[PROVIDED RECORDS]
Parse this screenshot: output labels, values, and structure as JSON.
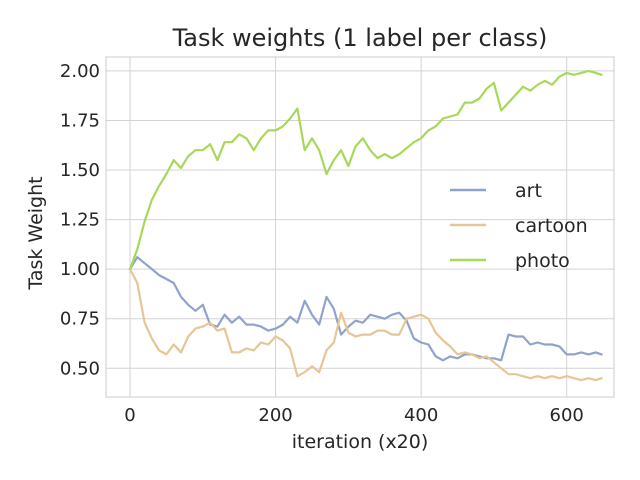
{
  "chart_data": {
    "type": "line",
    "title": "Task weights (1 label per class)",
    "xlabel": "iteration (x20)",
    "ylabel": "Task Weight",
    "xlim": [
      -33,
      665
    ],
    "ylim": [
      0.355,
      2.07
    ],
    "xticks": [
      0,
      200,
      400,
      600
    ],
    "yticks": [
      0.5,
      0.75,
      1.0,
      1.25,
      1.5,
      1.75,
      2.0
    ],
    "ytick_labels": [
      "0.50",
      "0.75",
      "1.00",
      "1.25",
      "1.50",
      "1.75",
      "2.00"
    ],
    "grid": true,
    "legend_position": "center-right",
    "series": [
      {
        "name": "art",
        "color": "#8fa3cc",
        "x": [
          0,
          10,
          20,
          30,
          40,
          50,
          60,
          70,
          80,
          90,
          100,
          110,
          120,
          130,
          140,
          150,
          160,
          170,
          180,
          190,
          200,
          210,
          220,
          230,
          240,
          250,
          260,
          270,
          280,
          290,
          300,
          310,
          320,
          330,
          340,
          350,
          360,
          370,
          380,
          390,
          400,
          410,
          420,
          430,
          440,
          450,
          460,
          470,
          480,
          490,
          500,
          510,
          520,
          530,
          540,
          550,
          560,
          570,
          580,
          590,
          600,
          610,
          620,
          630,
          640,
          648
        ],
        "y": [
          1.0,
          1.06,
          1.03,
          1.0,
          0.97,
          0.95,
          0.93,
          0.86,
          0.82,
          0.79,
          0.82,
          0.72,
          0.71,
          0.77,
          0.73,
          0.76,
          0.72,
          0.72,
          0.71,
          0.69,
          0.7,
          0.72,
          0.76,
          0.73,
          0.84,
          0.77,
          0.72,
          0.86,
          0.8,
          0.67,
          0.71,
          0.74,
          0.73,
          0.77,
          0.76,
          0.75,
          0.77,
          0.78,
          0.74,
          0.65,
          0.63,
          0.62,
          0.56,
          0.54,
          0.56,
          0.55,
          0.57,
          0.57,
          0.56,
          0.55,
          0.55,
          0.54,
          0.67,
          0.66,
          0.66,
          0.62,
          0.63,
          0.62,
          0.62,
          0.61,
          0.57,
          0.57,
          0.58,
          0.57,
          0.58,
          0.57
        ]
      },
      {
        "name": "cartoon",
        "color": "#e6c596",
        "x": [
          0,
          10,
          20,
          30,
          40,
          50,
          60,
          70,
          80,
          90,
          100,
          110,
          120,
          130,
          140,
          150,
          160,
          170,
          180,
          190,
          200,
          210,
          220,
          230,
          240,
          250,
          260,
          270,
          280,
          290,
          300,
          310,
          320,
          330,
          340,
          350,
          360,
          370,
          380,
          390,
          400,
          410,
          420,
          430,
          440,
          450,
          460,
          470,
          480,
          490,
          500,
          510,
          520,
          530,
          540,
          550,
          560,
          570,
          580,
          590,
          600,
          610,
          620,
          630,
          640,
          648
        ],
        "y": [
          1.0,
          0.93,
          0.73,
          0.65,
          0.59,
          0.57,
          0.62,
          0.58,
          0.66,
          0.7,
          0.71,
          0.73,
          0.69,
          0.7,
          0.58,
          0.58,
          0.6,
          0.59,
          0.63,
          0.62,
          0.66,
          0.64,
          0.6,
          0.46,
          0.48,
          0.51,
          0.48,
          0.59,
          0.63,
          0.78,
          0.68,
          0.66,
          0.67,
          0.67,
          0.69,
          0.69,
          0.67,
          0.67,
          0.75,
          0.76,
          0.77,
          0.75,
          0.68,
          0.64,
          0.61,
          0.57,
          0.58,
          0.57,
          0.55,
          0.56,
          0.53,
          0.5,
          0.47,
          0.47,
          0.46,
          0.45,
          0.46,
          0.45,
          0.46,
          0.45,
          0.46,
          0.45,
          0.44,
          0.45,
          0.44,
          0.45
        ]
      },
      {
        "name": "photo",
        "color": "#a8d85a",
        "x": [
          0,
          10,
          20,
          30,
          40,
          50,
          60,
          70,
          80,
          90,
          100,
          110,
          120,
          130,
          140,
          150,
          160,
          170,
          180,
          190,
          200,
          210,
          220,
          230,
          240,
          250,
          260,
          270,
          280,
          290,
          300,
          310,
          320,
          330,
          340,
          350,
          360,
          370,
          380,
          390,
          400,
          410,
          420,
          430,
          440,
          450,
          460,
          470,
          480,
          490,
          500,
          510,
          520,
          530,
          540,
          550,
          560,
          570,
          580,
          590,
          600,
          610,
          620,
          630,
          640,
          648
        ],
        "y": [
          1.0,
          1.1,
          1.24,
          1.35,
          1.42,
          1.48,
          1.55,
          1.51,
          1.57,
          1.6,
          1.6,
          1.63,
          1.55,
          1.64,
          1.64,
          1.68,
          1.66,
          1.6,
          1.66,
          1.7,
          1.7,
          1.72,
          1.76,
          1.81,
          1.6,
          1.66,
          1.6,
          1.48,
          1.55,
          1.6,
          1.52,
          1.62,
          1.66,
          1.6,
          1.56,
          1.58,
          1.56,
          1.58,
          1.61,
          1.64,
          1.66,
          1.7,
          1.72,
          1.76,
          1.77,
          1.78,
          1.84,
          1.84,
          1.86,
          1.91,
          1.94,
          1.8,
          1.84,
          1.88,
          1.92,
          1.9,
          1.93,
          1.95,
          1.93,
          1.97,
          1.99,
          1.98,
          1.99,
          2.0,
          1.99,
          1.98
        ]
      }
    ]
  }
}
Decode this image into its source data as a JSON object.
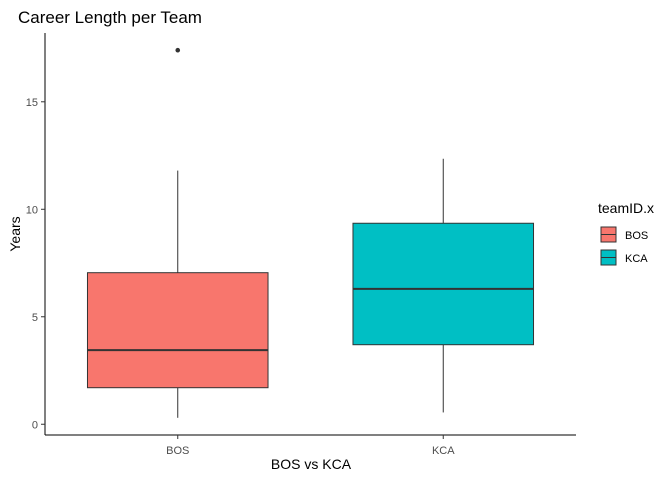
{
  "chart_data": {
    "type": "boxplot",
    "title": "Career Length per Team",
    "xlabel": "BOS vs KCA",
    "ylabel": "Years",
    "ylim": [
      -0.5,
      18.2
    ],
    "yticks": [
      0,
      5,
      10,
      15
    ],
    "categories": [
      "BOS",
      "KCA"
    ],
    "boxes": [
      {
        "category": "BOS",
        "min": 0.3,
        "q1": 1.7,
        "median": 3.45,
        "q3": 7.05,
        "max": 11.8,
        "outliers": [
          17.4
        ],
        "color": "#F8766D"
      },
      {
        "category": "KCA",
        "min": 0.55,
        "q1": 3.7,
        "median": 6.3,
        "q3": 9.35,
        "max": 12.35,
        "outliers": [],
        "color": "#00BFC4"
      }
    ],
    "legend": {
      "title": "teamID.x",
      "placement": "right",
      "items": [
        {
          "label": "BOS",
          "color": "#F8766D"
        },
        {
          "label": "KCA",
          "color": "#00BFC4"
        }
      ]
    },
    "grid": false
  }
}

[TASK TO COMPLETE] Leaving aside the images, write out the entries above word for word.

[ANSWER TO THIS EXERCISE]
Parse this screenshot: output labels, values, and structure as JSON.
{
  "chart_data": {
    "type": "line",
    "title": "Task weights (1 label per class)",
    "xlabel": "iteration (x20)",
    "ylabel": "Task Weight",
    "xlim": [
      -33,
      665
    ],
    "ylim": [
      0.355,
      2.07
    ],
    "xticks": [
      0,
      200,
      400,
      600
    ],
    "yticks": [
      0.5,
      0.75,
      1.0,
      1.25,
      1.5,
      1.75,
      2.0
    ],
    "ytick_labels": [
      "0.50",
      "0.75",
      "1.00",
      "1.25",
      "1.50",
      "1.75",
      "2.00"
    ],
    "grid": true,
    "legend_position": "center-right",
    "series": [
      {
        "name": "art",
        "color": "#8fa3cc",
        "x": [
          0,
          10,
          20,
          30,
          40,
          50,
          60,
          70,
          80,
          90,
          100,
          110,
          120,
          130,
          140,
          150,
          160,
          170,
          180,
          190,
          200,
          210,
          220,
          230,
          240,
          250,
          260,
          270,
          280,
          290,
          300,
          310,
          320,
          330,
          340,
          350,
          360,
          370,
          380,
          390,
          400,
          410,
          420,
          430,
          440,
          450,
          460,
          470,
          480,
          490,
          500,
          510,
          520,
          530,
          540,
          550,
          560,
          570,
          580,
          590,
          600,
          610,
          620,
          630,
          640,
          648
        ],
        "y": [
          1.0,
          1.06,
          1.03,
          1.0,
          0.97,
          0.95,
          0.93,
          0.86,
          0.82,
          0.79,
          0.82,
          0.72,
          0.71,
          0.77,
          0.73,
          0.76,
          0.72,
          0.72,
          0.71,
          0.69,
          0.7,
          0.72,
          0.76,
          0.73,
          0.84,
          0.77,
          0.72,
          0.86,
          0.8,
          0.67,
          0.71,
          0.74,
          0.73,
          0.77,
          0.76,
          0.75,
          0.77,
          0.78,
          0.74,
          0.65,
          0.63,
          0.62,
          0.56,
          0.54,
          0.56,
          0.55,
          0.57,
          0.57,
          0.56,
          0.55,
          0.55,
          0.54,
          0.67,
          0.66,
          0.66,
          0.62,
          0.63,
          0.62,
          0.62,
          0.61,
          0.57,
          0.57,
          0.58,
          0.57,
          0.58,
          0.57
        ]
      },
      {
        "name": "cartoon",
        "color": "#e6c596",
        "x": [
          0,
          10,
          20,
          30,
          40,
          50,
          60,
          70,
          80,
          90,
          100,
          110,
          120,
          130,
          140,
          150,
          160,
          170,
          180,
          190,
          200,
          210,
          220,
          230,
          240,
          250,
          260,
          270,
          280,
          290,
          300,
          310,
          320,
          330,
          340,
          350,
          360,
          370,
          380,
          390,
          400,
          410,
          420,
          430,
          440,
          450,
          460,
          470,
          480,
          490,
          500,
          510,
          520,
          530,
          540,
          550,
          560,
          570,
          580,
          590,
          600,
          610,
          620,
          630,
          640,
          648
        ],
        "y": [
          1.0,
          0.93,
          0.73,
          0.65,
          0.59,
          0.57,
          0.62,
          0.58,
          0.66,
          0.7,
          0.71,
          0.73,
          0.69,
          0.7,
          0.58,
          0.58,
          0.6,
          0.59,
          0.63,
          0.62,
          0.66,
          0.64,
          0.6,
          0.46,
          0.48,
          0.51,
          0.48,
          0.59,
          0.63,
          0.78,
          0.68,
          0.66,
          0.67,
          0.67,
          0.69,
          0.69,
          0.67,
          0.67,
          0.75,
          0.76,
          0.77,
          0.75,
          0.68,
          0.64,
          0.61,
          0.57,
          0.58,
          0.57,
          0.55,
          0.56,
          0.53,
          0.5,
          0.47,
          0.47,
          0.46,
          0.45,
          0.46,
          0.45,
          0.46,
          0.45,
          0.46,
          0.45,
          0.44,
          0.45,
          0.44,
          0.45
        ]
      },
      {
        "name": "photo",
        "color": "#a8d85a",
        "x": [
          0,
          10,
          20,
          30,
          40,
          50,
          60,
          70,
          80,
          90,
          100,
          110,
          120,
          130,
          140,
          150,
          160,
          170,
          180,
          190,
          200,
          210,
          220,
          230,
          240,
          250,
          260,
          270,
          280,
          290,
          300,
          310,
          320,
          330,
          340,
          350,
          360,
          370,
          380,
          390,
          400,
          410,
          420,
          430,
          440,
          450,
          460,
          470,
          480,
          490,
          500,
          510,
          520,
          530,
          540,
          550,
          560,
          570,
          580,
          590,
          600,
          610,
          620,
          630,
          640,
          648
        ],
        "y": [
          1.0,
          1.1,
          1.24,
          1.35,
          1.42,
          1.48,
          1.55,
          1.51,
          1.57,
          1.6,
          1.6,
          1.63,
          1.55,
          1.64,
          1.64,
          1.68,
          1.66,
          1.6,
          1.66,
          1.7,
          1.7,
          1.72,
          1.76,
          1.81,
          1.6,
          1.66,
          1.6,
          1.48,
          1.55,
          1.6,
          1.52,
          1.62,
          1.66,
          1.6,
          1.56,
          1.58,
          1.56,
          1.58,
          1.61,
          1.64,
          1.66,
          1.7,
          1.72,
          1.76,
          1.77,
          1.78,
          1.84,
          1.84,
          1.86,
          1.91,
          1.94,
          1.8,
          1.84,
          1.88,
          1.92,
          1.9,
          1.93,
          1.95,
          1.93,
          1.97,
          1.99,
          1.98,
          1.99,
          2.0,
          1.99,
          1.98
        ]
      }
    ]
  }
}
Decode this image into its source data as a JSON object.
{
  "chart_data": {
    "type": "boxplot",
    "title": "Career Length per Team",
    "xlabel": "BOS vs KCA",
    "ylabel": "Years",
    "ylim": [
      -0.5,
      18.2
    ],
    "yticks": [
      0,
      5,
      10,
      15
    ],
    "categories": [
      "BOS",
      "KCA"
    ],
    "boxes": [
      {
        "category": "BOS",
        "min": 0.3,
        "q1": 1.7,
        "median": 3.45,
        "q3": 7.05,
        "max": 11.8,
        "outliers": [
          17.4
        ],
        "color": "#F8766D"
      },
      {
        "category": "KCA",
        "min": 0.55,
        "q1": 3.7,
        "median": 6.3,
        "q3": 9.35,
        "max": 12.35,
        "outliers": [],
        "color": "#00BFC4"
      }
    ],
    "legend": {
      "title": "teamID.x",
      "placement": "right",
      "items": [
        {
          "label": "BOS",
          "color": "#F8766D"
        },
        {
          "label": "KCA",
          "color": "#00BFC4"
        }
      ]
    },
    "grid": false
  }
}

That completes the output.